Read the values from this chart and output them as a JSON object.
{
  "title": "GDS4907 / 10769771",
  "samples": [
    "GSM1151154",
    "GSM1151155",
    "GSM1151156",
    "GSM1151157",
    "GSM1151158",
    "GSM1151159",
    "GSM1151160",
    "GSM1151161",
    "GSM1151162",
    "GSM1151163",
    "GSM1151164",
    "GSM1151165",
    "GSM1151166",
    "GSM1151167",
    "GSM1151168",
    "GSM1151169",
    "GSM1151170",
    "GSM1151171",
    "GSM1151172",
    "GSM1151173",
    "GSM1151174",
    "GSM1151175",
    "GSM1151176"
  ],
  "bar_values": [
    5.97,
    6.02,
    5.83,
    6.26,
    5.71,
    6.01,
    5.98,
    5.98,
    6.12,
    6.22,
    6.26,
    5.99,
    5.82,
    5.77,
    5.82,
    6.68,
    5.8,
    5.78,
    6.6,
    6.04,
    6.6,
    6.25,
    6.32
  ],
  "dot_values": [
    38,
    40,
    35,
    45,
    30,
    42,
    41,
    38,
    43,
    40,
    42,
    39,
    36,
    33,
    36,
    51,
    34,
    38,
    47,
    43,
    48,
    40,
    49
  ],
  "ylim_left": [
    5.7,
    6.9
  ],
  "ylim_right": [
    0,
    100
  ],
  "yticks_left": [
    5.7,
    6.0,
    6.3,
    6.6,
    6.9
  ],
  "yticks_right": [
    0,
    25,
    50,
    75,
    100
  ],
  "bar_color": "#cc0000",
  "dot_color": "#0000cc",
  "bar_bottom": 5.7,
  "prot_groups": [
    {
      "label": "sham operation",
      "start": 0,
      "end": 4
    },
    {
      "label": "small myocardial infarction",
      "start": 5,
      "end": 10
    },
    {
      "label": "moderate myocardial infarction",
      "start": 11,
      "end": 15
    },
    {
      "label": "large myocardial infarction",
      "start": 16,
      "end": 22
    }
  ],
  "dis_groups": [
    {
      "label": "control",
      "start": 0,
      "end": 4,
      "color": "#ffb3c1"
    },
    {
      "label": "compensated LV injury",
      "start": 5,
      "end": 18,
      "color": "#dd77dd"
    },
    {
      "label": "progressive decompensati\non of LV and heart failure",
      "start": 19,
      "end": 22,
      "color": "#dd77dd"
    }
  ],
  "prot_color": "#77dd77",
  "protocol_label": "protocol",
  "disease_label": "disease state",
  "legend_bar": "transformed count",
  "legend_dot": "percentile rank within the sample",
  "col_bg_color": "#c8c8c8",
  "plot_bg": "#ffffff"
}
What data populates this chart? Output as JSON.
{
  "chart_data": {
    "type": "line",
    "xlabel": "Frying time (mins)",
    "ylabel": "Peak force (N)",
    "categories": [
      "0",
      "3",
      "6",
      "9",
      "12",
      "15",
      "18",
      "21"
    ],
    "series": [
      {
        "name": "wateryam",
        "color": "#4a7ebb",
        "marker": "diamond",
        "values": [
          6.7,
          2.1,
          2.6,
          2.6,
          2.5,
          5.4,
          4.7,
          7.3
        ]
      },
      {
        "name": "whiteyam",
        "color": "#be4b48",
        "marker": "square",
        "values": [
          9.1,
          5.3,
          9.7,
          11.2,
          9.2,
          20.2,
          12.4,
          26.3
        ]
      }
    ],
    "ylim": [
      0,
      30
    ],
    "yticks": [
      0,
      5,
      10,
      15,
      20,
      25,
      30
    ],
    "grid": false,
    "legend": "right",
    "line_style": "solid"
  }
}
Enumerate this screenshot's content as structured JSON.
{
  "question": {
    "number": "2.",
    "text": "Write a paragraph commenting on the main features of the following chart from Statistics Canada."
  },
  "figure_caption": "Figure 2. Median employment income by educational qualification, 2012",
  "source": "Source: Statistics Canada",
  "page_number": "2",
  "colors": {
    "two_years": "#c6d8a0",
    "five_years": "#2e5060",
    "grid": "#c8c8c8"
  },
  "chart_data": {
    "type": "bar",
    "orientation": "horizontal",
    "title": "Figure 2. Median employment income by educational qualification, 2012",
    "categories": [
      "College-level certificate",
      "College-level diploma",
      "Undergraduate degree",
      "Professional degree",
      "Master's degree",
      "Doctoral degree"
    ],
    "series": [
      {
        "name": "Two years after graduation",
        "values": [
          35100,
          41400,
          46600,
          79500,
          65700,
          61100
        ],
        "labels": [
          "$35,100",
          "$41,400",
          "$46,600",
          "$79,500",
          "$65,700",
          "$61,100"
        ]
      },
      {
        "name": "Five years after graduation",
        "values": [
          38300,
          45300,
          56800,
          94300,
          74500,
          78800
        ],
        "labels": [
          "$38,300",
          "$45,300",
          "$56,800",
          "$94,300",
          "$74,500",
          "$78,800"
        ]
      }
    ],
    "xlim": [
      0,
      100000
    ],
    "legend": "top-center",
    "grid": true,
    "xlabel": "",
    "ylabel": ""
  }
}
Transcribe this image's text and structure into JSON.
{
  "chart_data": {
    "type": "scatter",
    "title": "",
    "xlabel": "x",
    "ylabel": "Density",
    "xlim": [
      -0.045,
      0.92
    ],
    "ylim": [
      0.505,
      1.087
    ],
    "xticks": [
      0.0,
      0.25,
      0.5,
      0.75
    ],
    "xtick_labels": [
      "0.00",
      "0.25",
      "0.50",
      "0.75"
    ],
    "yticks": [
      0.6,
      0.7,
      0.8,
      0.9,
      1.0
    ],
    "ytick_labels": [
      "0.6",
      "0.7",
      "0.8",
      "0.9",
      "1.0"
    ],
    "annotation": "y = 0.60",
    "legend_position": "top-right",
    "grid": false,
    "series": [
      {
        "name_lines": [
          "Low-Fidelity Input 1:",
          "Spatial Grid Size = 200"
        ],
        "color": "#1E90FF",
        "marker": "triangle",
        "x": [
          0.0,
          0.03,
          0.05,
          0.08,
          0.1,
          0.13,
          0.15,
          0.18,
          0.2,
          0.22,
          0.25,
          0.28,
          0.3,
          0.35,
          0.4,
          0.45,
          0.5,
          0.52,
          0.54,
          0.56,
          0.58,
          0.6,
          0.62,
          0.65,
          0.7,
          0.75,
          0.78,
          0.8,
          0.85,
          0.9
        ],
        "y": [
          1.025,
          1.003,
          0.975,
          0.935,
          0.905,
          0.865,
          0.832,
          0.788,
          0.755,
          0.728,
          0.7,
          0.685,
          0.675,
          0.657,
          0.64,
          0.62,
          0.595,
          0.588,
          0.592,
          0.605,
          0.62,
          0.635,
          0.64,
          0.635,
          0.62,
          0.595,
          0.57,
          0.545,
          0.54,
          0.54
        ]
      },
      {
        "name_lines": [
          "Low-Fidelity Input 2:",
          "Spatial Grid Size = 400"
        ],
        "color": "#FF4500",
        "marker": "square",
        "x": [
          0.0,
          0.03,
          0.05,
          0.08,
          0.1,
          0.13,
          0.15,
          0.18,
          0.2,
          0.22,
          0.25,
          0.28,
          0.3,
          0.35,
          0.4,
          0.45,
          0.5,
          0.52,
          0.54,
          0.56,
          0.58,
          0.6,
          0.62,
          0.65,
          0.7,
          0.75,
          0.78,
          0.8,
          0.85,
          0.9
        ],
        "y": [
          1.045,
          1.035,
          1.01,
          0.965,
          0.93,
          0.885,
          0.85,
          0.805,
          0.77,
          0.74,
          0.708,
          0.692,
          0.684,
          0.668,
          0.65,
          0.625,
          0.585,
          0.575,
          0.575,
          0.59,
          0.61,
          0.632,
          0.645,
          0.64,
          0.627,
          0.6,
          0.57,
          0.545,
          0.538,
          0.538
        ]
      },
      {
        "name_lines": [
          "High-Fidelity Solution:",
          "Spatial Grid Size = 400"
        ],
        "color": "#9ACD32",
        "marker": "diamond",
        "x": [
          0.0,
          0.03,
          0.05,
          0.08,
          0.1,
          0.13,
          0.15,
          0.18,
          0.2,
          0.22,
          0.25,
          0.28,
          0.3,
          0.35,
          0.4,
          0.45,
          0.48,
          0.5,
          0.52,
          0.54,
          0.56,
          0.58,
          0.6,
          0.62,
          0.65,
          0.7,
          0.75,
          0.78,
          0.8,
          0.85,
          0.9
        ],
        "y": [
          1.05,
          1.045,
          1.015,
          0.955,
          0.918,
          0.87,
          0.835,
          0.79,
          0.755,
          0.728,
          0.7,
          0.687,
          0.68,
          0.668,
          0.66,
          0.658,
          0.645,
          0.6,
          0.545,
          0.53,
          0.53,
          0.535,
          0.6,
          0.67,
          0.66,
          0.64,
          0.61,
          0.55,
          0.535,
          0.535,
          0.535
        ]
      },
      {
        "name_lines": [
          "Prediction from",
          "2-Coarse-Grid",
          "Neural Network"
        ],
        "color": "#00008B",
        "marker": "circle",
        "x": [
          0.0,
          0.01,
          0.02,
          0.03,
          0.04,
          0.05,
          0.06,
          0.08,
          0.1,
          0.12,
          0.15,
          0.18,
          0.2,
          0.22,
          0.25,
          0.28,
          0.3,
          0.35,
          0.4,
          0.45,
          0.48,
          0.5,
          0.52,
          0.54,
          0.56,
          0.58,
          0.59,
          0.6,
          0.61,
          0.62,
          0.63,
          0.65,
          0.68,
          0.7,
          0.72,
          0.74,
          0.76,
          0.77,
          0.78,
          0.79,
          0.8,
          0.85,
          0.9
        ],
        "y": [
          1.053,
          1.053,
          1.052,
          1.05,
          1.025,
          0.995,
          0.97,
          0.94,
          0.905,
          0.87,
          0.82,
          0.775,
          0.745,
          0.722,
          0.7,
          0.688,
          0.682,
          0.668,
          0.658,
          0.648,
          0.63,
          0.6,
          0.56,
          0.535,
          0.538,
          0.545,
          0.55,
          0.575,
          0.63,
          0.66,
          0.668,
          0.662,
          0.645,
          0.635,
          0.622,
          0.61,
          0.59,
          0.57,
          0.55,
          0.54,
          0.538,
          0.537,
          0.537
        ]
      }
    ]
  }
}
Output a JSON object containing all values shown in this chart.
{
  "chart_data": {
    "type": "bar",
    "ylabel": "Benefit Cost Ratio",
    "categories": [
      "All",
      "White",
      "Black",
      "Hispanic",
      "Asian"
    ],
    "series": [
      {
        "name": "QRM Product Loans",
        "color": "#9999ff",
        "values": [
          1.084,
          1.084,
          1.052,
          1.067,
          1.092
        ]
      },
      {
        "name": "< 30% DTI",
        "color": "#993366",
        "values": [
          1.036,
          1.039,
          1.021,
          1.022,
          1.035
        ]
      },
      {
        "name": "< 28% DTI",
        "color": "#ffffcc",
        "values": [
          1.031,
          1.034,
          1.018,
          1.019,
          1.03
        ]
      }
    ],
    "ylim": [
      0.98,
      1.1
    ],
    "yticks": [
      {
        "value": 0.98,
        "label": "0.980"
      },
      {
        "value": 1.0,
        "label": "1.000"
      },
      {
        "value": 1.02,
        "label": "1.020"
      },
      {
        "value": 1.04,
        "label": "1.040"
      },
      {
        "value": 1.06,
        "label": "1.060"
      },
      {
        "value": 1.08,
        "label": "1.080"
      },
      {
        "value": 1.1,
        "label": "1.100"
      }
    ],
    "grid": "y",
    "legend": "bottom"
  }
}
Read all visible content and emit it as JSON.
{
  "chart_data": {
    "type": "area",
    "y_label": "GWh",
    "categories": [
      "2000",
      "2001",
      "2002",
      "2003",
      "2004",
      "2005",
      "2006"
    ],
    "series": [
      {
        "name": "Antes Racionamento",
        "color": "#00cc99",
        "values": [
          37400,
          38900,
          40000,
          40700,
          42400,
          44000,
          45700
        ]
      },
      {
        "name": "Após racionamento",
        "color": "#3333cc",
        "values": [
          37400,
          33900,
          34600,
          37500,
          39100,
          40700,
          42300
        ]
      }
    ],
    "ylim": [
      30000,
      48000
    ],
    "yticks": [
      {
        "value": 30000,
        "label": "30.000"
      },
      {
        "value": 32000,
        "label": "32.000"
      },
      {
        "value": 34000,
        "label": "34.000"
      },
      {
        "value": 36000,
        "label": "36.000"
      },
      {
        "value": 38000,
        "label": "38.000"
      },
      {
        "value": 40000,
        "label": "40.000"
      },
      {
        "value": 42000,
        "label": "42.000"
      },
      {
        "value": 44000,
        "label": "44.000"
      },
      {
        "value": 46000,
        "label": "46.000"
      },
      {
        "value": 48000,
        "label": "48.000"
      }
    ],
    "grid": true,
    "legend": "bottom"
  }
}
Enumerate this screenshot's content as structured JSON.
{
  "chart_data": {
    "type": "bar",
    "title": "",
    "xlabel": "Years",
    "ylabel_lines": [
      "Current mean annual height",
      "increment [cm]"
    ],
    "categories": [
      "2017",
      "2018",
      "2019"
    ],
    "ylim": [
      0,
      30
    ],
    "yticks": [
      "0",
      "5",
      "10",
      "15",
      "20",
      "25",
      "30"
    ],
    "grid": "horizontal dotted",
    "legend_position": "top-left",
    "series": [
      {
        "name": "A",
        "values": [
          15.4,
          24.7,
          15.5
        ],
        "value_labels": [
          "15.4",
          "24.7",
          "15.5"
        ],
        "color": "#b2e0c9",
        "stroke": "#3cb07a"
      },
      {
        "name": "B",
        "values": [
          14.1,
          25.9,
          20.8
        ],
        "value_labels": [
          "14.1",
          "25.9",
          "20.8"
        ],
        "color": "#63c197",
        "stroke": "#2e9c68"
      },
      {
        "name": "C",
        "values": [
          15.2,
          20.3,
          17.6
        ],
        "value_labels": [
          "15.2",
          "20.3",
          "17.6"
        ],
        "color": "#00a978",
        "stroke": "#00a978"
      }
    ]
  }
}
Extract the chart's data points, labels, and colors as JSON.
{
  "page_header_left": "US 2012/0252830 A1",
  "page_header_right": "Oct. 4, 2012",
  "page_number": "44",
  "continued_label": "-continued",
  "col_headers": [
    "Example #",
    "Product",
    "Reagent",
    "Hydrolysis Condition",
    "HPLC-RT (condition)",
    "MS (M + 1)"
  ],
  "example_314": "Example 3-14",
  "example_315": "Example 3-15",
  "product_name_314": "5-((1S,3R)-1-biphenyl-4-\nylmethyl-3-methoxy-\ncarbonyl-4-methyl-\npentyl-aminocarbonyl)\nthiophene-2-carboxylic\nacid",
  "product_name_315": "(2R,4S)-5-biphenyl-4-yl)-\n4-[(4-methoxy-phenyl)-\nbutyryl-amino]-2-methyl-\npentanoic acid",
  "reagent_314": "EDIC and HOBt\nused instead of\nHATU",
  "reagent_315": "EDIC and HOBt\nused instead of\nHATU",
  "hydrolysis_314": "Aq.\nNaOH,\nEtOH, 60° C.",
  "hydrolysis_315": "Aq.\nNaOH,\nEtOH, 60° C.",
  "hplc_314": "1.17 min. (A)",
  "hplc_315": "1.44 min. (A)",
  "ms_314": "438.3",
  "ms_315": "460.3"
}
* * *
Isolate each line of the listing above that includes "title". Copy it.

• Answer in full
  "title": "GDS4907 / 10769771",
    "title": "Figure 2. Median employment income by educational qualification, 2012",
    "title": "",
    "title": "",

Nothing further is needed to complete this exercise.